## Short problem
Scan the records for the word "JSON". Copy each line that includes it.

>> START

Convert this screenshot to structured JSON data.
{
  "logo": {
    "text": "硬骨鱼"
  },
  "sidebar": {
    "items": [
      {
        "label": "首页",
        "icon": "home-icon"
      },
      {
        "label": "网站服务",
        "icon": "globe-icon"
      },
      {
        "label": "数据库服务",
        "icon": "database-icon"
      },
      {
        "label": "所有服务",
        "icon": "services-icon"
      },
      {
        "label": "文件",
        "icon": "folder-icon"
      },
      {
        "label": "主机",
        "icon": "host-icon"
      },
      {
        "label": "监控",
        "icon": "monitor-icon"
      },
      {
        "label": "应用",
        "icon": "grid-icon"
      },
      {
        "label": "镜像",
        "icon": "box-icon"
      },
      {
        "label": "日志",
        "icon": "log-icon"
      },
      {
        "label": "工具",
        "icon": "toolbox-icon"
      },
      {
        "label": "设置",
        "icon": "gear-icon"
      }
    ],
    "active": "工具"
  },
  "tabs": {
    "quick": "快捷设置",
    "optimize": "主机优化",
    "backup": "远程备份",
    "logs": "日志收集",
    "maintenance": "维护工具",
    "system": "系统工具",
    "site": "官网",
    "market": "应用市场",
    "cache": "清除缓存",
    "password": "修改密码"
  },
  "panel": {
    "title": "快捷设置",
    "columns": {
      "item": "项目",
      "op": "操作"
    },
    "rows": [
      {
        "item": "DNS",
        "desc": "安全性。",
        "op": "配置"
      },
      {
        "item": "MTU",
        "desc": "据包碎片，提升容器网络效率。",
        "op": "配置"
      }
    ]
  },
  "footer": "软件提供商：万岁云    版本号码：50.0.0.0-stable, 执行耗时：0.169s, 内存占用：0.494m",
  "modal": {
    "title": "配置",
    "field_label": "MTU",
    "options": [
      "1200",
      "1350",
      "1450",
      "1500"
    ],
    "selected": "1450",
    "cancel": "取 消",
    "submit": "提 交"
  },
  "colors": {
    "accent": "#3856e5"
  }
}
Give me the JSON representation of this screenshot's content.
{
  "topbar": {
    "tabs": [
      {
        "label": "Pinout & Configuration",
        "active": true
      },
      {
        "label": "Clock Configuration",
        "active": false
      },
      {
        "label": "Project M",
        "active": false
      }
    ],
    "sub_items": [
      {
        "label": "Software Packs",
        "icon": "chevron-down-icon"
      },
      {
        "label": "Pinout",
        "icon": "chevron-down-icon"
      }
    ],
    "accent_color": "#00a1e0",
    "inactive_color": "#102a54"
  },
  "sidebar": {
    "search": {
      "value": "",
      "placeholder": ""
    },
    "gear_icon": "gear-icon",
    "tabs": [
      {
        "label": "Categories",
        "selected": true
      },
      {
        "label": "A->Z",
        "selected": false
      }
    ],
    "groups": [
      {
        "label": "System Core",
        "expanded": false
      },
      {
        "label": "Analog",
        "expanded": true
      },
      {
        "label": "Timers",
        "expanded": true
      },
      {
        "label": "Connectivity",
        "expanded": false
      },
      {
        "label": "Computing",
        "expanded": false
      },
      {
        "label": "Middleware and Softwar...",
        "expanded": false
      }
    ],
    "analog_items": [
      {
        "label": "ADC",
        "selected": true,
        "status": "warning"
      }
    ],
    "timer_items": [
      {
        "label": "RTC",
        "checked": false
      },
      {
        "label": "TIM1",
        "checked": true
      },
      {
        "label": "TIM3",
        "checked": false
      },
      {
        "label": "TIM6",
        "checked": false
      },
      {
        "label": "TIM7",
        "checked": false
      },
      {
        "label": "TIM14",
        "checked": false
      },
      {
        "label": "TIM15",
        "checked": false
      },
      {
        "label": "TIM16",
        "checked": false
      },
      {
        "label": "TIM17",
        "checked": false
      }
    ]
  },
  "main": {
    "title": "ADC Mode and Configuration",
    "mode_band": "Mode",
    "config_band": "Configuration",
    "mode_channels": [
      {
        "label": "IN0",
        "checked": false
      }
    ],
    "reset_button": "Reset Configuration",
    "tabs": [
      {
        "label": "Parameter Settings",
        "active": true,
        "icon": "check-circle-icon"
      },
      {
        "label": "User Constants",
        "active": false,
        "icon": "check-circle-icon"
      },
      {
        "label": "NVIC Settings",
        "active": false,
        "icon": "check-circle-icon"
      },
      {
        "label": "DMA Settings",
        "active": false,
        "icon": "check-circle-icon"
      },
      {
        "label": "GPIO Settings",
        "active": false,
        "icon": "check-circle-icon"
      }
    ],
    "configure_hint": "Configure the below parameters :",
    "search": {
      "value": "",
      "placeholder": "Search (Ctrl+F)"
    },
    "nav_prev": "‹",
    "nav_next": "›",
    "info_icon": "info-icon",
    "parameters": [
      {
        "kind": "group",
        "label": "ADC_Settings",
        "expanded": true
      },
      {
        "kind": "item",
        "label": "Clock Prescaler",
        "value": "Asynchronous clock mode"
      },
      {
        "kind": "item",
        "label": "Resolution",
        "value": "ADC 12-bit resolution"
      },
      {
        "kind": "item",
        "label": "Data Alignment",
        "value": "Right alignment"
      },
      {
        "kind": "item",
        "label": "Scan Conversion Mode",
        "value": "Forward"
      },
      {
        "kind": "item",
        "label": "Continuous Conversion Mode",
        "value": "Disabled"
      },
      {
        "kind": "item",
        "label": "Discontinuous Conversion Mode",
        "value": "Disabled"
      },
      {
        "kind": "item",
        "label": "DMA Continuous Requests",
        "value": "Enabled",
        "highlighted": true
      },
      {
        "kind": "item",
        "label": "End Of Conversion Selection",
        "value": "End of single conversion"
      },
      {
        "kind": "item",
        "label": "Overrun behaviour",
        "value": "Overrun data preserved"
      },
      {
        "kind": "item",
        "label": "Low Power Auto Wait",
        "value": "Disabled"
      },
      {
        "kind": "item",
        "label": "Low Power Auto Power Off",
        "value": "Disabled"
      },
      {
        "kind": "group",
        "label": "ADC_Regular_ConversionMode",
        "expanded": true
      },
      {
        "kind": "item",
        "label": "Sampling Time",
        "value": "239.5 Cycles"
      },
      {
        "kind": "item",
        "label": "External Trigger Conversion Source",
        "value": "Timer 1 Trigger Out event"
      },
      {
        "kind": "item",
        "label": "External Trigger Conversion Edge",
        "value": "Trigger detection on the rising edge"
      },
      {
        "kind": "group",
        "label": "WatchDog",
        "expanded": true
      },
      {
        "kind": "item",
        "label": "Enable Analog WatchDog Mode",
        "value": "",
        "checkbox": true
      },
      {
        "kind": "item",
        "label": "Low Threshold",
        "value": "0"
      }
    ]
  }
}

>> END

## Expected answer
Convert this screenshot to structured JSON data.
Give me the JSON representation of this screenshot's content.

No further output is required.